Task directions >> Will you transcribe the entries that follow, exactly and in full?

********************

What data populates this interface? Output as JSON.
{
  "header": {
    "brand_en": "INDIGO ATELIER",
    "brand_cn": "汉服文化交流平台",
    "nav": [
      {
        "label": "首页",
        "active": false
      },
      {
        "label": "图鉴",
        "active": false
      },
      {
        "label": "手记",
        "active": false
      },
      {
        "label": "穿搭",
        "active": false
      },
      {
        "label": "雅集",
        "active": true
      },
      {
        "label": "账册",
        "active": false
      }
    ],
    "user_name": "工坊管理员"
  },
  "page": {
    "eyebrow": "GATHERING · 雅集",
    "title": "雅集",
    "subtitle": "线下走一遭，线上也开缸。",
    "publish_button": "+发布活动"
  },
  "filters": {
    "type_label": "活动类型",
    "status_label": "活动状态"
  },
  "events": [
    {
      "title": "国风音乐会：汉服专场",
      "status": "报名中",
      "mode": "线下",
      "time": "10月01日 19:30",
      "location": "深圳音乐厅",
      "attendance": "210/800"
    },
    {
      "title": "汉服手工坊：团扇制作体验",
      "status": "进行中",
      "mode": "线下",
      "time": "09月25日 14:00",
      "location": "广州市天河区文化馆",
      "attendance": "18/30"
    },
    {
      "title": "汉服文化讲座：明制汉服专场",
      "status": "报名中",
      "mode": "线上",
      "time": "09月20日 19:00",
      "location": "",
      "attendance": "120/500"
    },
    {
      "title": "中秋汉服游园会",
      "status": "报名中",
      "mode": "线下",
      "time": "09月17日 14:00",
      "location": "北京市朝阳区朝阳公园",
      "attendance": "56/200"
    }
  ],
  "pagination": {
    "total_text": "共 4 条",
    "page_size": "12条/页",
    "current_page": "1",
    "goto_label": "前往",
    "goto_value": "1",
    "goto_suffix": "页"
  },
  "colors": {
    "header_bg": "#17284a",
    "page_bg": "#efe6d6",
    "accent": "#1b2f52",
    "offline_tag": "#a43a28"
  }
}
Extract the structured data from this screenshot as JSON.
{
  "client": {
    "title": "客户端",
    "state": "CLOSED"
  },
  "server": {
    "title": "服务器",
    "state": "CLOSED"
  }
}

********************

Full response >>
What data populates this interface? Output as JSON.
{
  "header": {
    "brand_en": "INDIGO ATELIER",
    "brand_cn": "汉服文化交流平台",
    "nav": [
      {
        "label": "首页",
        "active": false
      },
      {
        "label": "图鉴",
        "active": false
      },
      {
        "label": "手记",
        "active": false
      },
      {
        "label": "穿搭",
        "active": false
      },
      {
        "label": "雅集",
        "active": true
      },
      {
        "label": "账册",
        "active": false
      }
    ],
    "user_name": "工坊管理员"
  },
  "page": {
    "eyebrow": "GATHERING · 雅集",
    "title": "雅集",
    "subtitle": "线下走一遭，线上也开缸。",
    "publish_button": "+发布活动"
  },
  "filters": {
    "type_label": "活动类型",
    "status_label": "活动状态"
  },
  "events": [
    {
      "title": "国风音乐会：汉服专场",
      "status": "报名中",
      "mode": "线下",
      "time": "10月01日 19:30",
      "location": "深圳音乐厅",
      "attendance": "210/800"
    },
    {
      "title": "汉服手工坊：团扇制作体验",
      "status": "进行中",
      "mode": "线下",
      "time": "09月25日 14:00",
      "location": "广州市天河区文化馆",
      "attendance": "18/30"
    },
    {
      "title": "汉服文化讲座：明制汉服专场",
      "status": "报名中",
      "mode": "线上",
      "time": "09月20日 19:00",
      "location": "",
      "attendance": "120/500"
    },
    {
      "title": "中秋汉服游园会",
      "status": "报名中",
      "mode": "线下",
      "time": "09月17日 14:00",
      "location": "北京市朝阳区朝阳公园",
      "attendance": "56/200"
    }
  ],
  "pagination": {
    "total_text": "共 4 条",
    "page_size": "12条/页",
    "current_page": "1",
    "goto_label": "前往",
    "goto_value": "1",
    "goto_suffix": "页"
  },
  "colors": {
    "header_bg": "#17284a",
    "page_bg": "#efe6d6",
    "accent": "#1b2f52",
    "offline_tag": "#a43a28"
  }
}
Extract the structured data from this screenshot as JSON.
{
  "client": {
    "title": "客户端",
    "state": "CLOSED"
  },
  "server": {
    "title": "服务器",
    "state": "CLOSED"
  }
}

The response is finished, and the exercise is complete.